### [Requirement]
Recast every line of the listing below as a numbered list, omitting any blank lines.

### [Source records]
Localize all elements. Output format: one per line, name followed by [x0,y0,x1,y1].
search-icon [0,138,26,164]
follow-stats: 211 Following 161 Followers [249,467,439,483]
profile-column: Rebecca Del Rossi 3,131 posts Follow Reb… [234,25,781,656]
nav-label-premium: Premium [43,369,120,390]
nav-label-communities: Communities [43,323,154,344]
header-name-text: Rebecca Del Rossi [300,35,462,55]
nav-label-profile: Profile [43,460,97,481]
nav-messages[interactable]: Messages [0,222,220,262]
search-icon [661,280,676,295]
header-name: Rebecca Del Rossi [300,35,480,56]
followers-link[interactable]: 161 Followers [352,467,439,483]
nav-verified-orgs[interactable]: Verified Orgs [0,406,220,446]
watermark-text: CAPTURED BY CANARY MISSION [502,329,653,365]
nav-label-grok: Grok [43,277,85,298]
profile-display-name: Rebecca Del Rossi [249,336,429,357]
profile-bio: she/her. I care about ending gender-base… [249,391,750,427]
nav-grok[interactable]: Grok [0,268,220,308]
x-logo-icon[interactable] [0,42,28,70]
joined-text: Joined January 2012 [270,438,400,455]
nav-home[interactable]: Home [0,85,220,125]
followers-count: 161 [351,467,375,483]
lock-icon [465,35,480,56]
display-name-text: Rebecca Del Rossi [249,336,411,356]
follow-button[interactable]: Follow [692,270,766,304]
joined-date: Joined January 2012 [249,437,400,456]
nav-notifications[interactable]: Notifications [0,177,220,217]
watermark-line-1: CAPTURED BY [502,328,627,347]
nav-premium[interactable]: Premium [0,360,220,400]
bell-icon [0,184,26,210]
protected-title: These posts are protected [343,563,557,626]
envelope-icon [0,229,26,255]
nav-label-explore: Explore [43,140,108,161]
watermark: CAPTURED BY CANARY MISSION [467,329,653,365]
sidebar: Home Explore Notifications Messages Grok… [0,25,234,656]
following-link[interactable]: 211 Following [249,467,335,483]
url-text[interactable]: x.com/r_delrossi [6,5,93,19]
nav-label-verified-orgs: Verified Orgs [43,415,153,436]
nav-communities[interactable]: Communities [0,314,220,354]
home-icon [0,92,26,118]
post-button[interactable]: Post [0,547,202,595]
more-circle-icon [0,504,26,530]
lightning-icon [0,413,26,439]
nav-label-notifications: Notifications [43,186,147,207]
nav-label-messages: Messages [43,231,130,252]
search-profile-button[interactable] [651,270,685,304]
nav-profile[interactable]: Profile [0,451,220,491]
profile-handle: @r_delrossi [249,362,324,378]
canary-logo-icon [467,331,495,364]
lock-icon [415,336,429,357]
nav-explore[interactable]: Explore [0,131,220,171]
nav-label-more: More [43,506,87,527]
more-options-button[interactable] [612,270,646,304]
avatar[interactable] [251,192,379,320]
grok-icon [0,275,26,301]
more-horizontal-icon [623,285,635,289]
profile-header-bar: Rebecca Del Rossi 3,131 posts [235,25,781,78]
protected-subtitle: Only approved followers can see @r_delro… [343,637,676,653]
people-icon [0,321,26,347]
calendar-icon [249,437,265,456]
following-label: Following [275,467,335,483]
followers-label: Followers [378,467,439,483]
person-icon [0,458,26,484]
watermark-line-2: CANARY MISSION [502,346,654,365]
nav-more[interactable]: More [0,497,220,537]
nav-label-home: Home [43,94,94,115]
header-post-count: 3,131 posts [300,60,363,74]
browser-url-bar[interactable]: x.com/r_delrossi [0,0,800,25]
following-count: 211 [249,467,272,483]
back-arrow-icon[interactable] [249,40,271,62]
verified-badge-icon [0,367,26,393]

### [Response below]
1. Localize all elements. Output format: one per line, name followed by [x0,y0,x1,y1].
2. search-icon [0,138,26,164]
3. follow-stats: 211 Following 161 Followers [249,467,439,483]
4. profile-column: Rebecca Del Rossi 3,131 posts Follow Reb… [234,25,781,656]
5. nav-label-premium: Premium [43,369,120,390]
6. nav-label-communities: Communities [43,323,154,344]
7. header-name-text: Rebecca Del Rossi [300,35,462,55]
8. nav-label-profile: Profile [43,460,97,481]
9. nav-messages[interactable]: Messages [0,222,220,262]
10. search-icon [661,280,676,295]
11. header-name: Rebecca Del Rossi [300,35,480,56]
12. followers-link[interactable]: 161 Followers [352,467,439,483]
13. nav-verified-orgs[interactable]: Verified Orgs [0,406,220,446]
14. watermark-text: CAPTURED BY CANARY MISSION [502,329,653,365]
15. nav-label-grok: Grok [43,277,85,298]
16. profile-display-name: Rebecca Del Rossi [249,336,429,357]
17. profile-bio: she/her. I care about ending gender-base… [249,391,750,427]
18. nav-grok[interactable]: Grok [0,268,220,308]
19. x-logo-icon[interactable] [0,42,28,70]
20. joined-text: Joined January 2012 [270,438,400,455]
21. nav-home[interactable]: Home [0,85,220,125]
22. followers-count: 161 [351,467,375,483]
23. lock-icon [465,35,480,56]
24. display-name-text: Rebecca Del Rossi [249,336,411,356]
25. follow-button[interactable]: Follow [692,270,766,304]
26. joined-date: Joined January 2012 [249,437,400,456]
27. nav-notifications[interactable]: Notifications [0,177,220,217]
28. watermark-line-1: CAPTURED BY [502,328,627,347]
29. nav-premium[interactable]: Premium [0,360,220,400]
30. bell-icon [0,184,26,210]
31. protected-title: These posts are protected [343,563,557,626]
32. envelope-icon [0,229,26,255]
33. nav-label-explore: Explore [43,140,108,161]
34. watermark: CAPTURED BY CANARY MISSION [467,329,653,365]
35. sidebar: Home Explore Notifications Messages Grok… [0,25,234,656]
36. following-link[interactable]: 211 Following [249,467,335,483]
37. url-text[interactable]: x.com/r_delrossi [6,5,93,19]
38. nav-label-verified-orgs: Verified Orgs [43,415,153,436]
39. nav-communities[interactable]: Communities [0,314,220,354]
40. home-icon [0,92,26,118]
41. post-button[interactable]: Post [0,547,202,595]
42. more-circle-icon [0,504,26,530]
43. lightning-icon [0,413,26,439]
44. nav-label-notifications: Notifications [43,186,147,207]
45. nav-label-messages: Messages [43,231,130,252]
46. search-profile-button[interactable] [651,270,685,304]
47. nav-profile[interactable]: Profile [0,451,220,491]
48. profile-handle: @r_delrossi [249,362,324,378]
49. canary-logo-icon [467,331,495,364]
50. lock-icon [415,336,429,357]
51. nav-explore[interactable]: Explore [0,131,220,171]
52. nav-label-more: More [43,506,87,527]
53. more-options-button[interactable] [612,270,646,304]
54. avatar[interactable] [251,192,379,320]
55. grok-icon [0,275,26,301]
56. more-horizontal-icon [623,285,635,289]
57. profile-header-bar: Rebecca Del Rossi 3,131 posts [235,25,781,78]
58. protected-subtitle: Only approved followers can see @r_delro… [343,637,676,653]
59. people-icon [0,321,26,347]
60. calendar-icon [249,437,265,456]
61. following-label: Following [275,467,335,483]
62. followers-label: Followers [378,467,439,483]
63. person-icon [0,458,26,484]
64. watermark-line-2: CANARY MISSION [502,346,654,365]
65. nav-more[interactable]: More [0,497,220,537]
66. nav-label-home: Home [43,94,94,115]
67. header-post-count: 3,131 posts [300,60,363,74]
68. browser-url-bar[interactable]: x.com/r_delrossi [0,0,800,25]
69. following-count: 211 [249,467,272,483]
70. back-arrow-icon[interactable] [249,40,271,62]
71. verified-badge-icon [0,367,26,393]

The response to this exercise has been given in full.